*Work to complete*
In how many lines does the string "ylabel" appear? Answer with the number only.

↓

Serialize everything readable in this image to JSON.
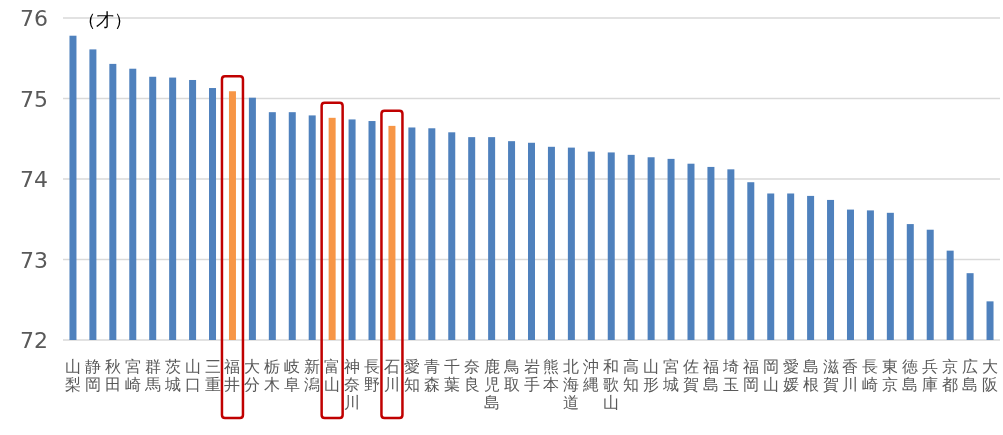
{
  "chart_data": {
    "type": "bar",
    "ylabel": "（才）",
    "categories": [
      "山梨",
      "静岡",
      "秋田",
      "宮崎",
      "群馬",
      "茨城",
      "山口",
      "三重",
      "福井",
      "大分",
      "栃木",
      "岐阜",
      "新潟",
      "富山",
      "神奈川",
      "長野",
      "石川",
      "愛知",
      "青森",
      "千葉",
      "奈良",
      "鹿児島",
      "鳥取",
      "岩手",
      "熊本",
      "北海道",
      "沖縄",
      "和歌山",
      "高知",
      "山形",
      "宮城",
      "佐賀",
      "福島",
      "埼玉",
      "福岡",
      "岡山",
      "愛媛",
      "島根",
      "滋賀",
      "香川",
      "長崎",
      "東京",
      "徳島",
      "兵庫",
      "京都",
      "広島",
      "大阪"
    ],
    "values": [
      75.78,
      75.61,
      75.43,
      75.37,
      75.27,
      75.26,
      75.23,
      75.13,
      75.09,
      75.01,
      74.83,
      74.83,
      74.79,
      74.76,
      74.74,
      74.72,
      74.66,
      74.64,
      74.63,
      74.58,
      74.52,
      74.52,
      74.47,
      74.45,
      74.4,
      74.39,
      74.34,
      74.33,
      74.3,
      74.27,
      74.25,
      74.19,
      74.15,
      74.12,
      73.96,
      73.82,
      73.82,
      73.79,
      73.74,
      73.62,
      73.61,
      73.58,
      73.44,
      73.37,
      73.11,
      72.83,
      72.48
    ],
    "colors": [
      "#4f81bd",
      "#4f81bd",
      "#4f81bd",
      "#4f81bd",
      "#4f81bd",
      "#4f81bd",
      "#4f81bd",
      "#4f81bd",
      "#f79646",
      "#4f81bd",
      "#4f81bd",
      "#4f81bd",
      "#4f81bd",
      "#f79646",
      "#4f81bd",
      "#4f81bd",
      "#f79646",
      "#4f81bd",
      "#4f81bd",
      "#4f81bd",
      "#4f81bd",
      "#4f81bd",
      "#4f81bd",
      "#4f81bd",
      "#4f81bd",
      "#4f81bd",
      "#4f81bd",
      "#4f81bd",
      "#4f81bd",
      "#4f81bd",
      "#4f81bd",
      "#4f81bd",
      "#4f81bd",
      "#4f81bd",
      "#4f81bd",
      "#4f81bd",
      "#4f81bd",
      "#4f81bd",
      "#4f81bd",
      "#4f81bd",
      "#4f81bd",
      "#4f81bd",
      "#4f81bd",
      "#4f81bd",
      "#4f81bd",
      "#4f81bd",
      "#4f81bd"
    ],
    "ylim": [
      72,
      76
    ],
    "yticks": [
      72,
      73,
      74,
      75,
      76
    ],
    "grid": "y"
  }
}
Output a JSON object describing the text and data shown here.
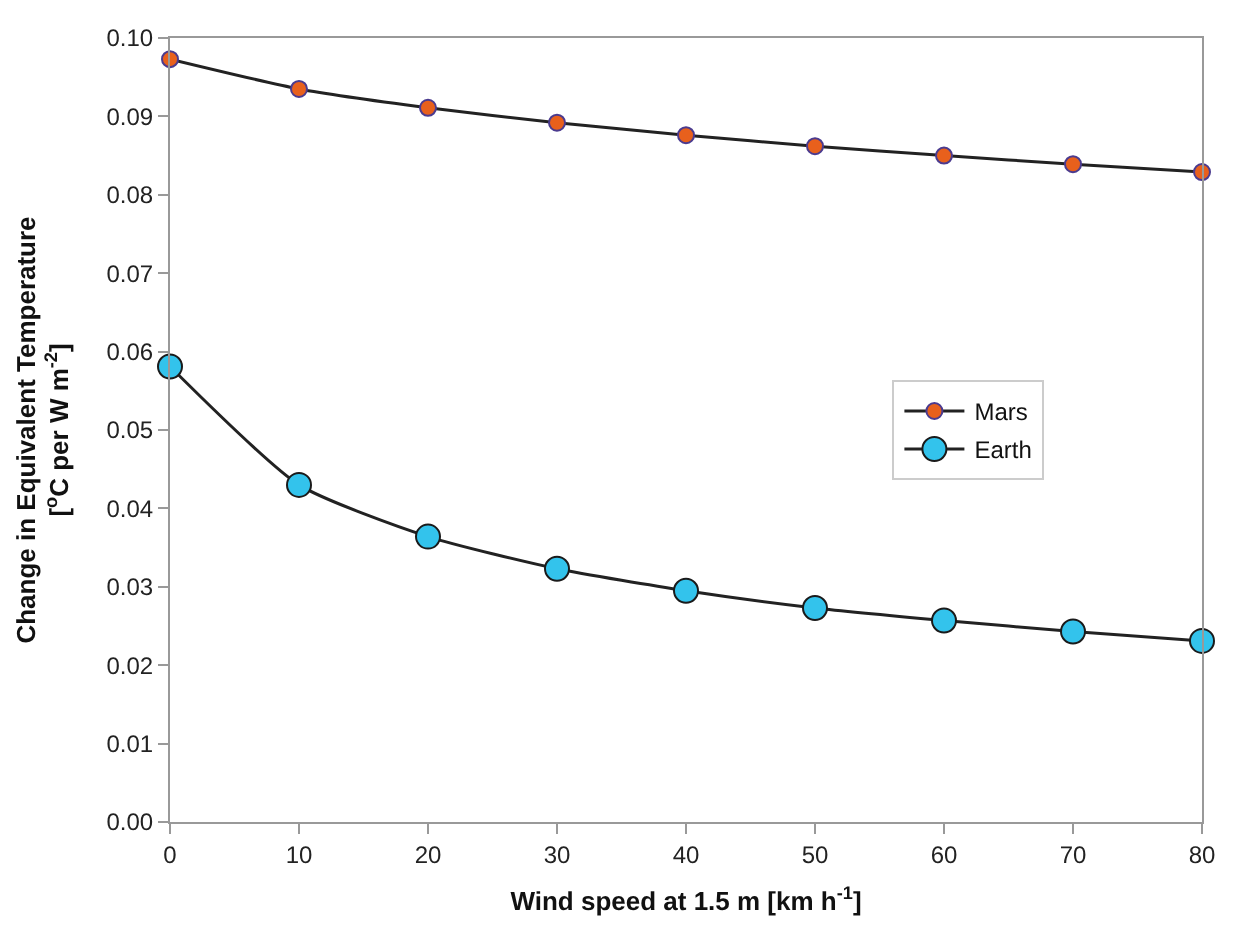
{
  "chart_data": {
    "type": "line",
    "xlabel": "Wind speed at 1.5 m [km h$^{-1}$]",
    "ylabel": "Change in Equivalent Temperature\n[$^{o}$C per W m$^{-2}$]",
    "x": [
      0,
      10,
      20,
      30,
      40,
      50,
      60,
      70,
      80
    ],
    "series": [
      {
        "name": "Mars",
        "color": "#e8601c",
        "values": [
          0.0973,
          0.0935,
          0.0911,
          0.0892,
          0.0876,
          0.0862,
          0.085,
          0.0839,
          0.0829
        ]
      },
      {
        "name": "Earth",
        "color": "#33c3ec",
        "values": [
          0.0581,
          0.043,
          0.0364,
          0.0323,
          0.0295,
          0.0273,
          0.0257,
          0.0243,
          0.0231
        ]
      }
    ],
    "xlim": [
      0,
      80
    ],
    "xticks": [
      0,
      10,
      20,
      30,
      40,
      50,
      60,
      70,
      80
    ],
    "ylim": [
      0,
      0.1
    ],
    "yticks": [
      {
        "value": 0,
        "label": "0.00"
      },
      {
        "value": 0.01,
        "label": "0.01"
      },
      {
        "value": 0.02,
        "label": "0.02"
      },
      {
        "value": 0.03,
        "label": "0.03"
      },
      {
        "value": 0.04,
        "label": "0.04"
      },
      {
        "value": 0.05,
        "label": "0.05"
      },
      {
        "value": 0.06,
        "label": "0.06"
      },
      {
        "value": 0.07,
        "label": "0.07"
      },
      {
        "value": 0.08,
        "label": "0.08"
      },
      {
        "value": 0.09,
        "label": "0.09"
      },
      {
        "value": 0.1,
        "label": "0.10"
      }
    ],
    "legend": "right",
    "marker": "circle",
    "line_style": "solid"
  }
}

↑

*Written response*
2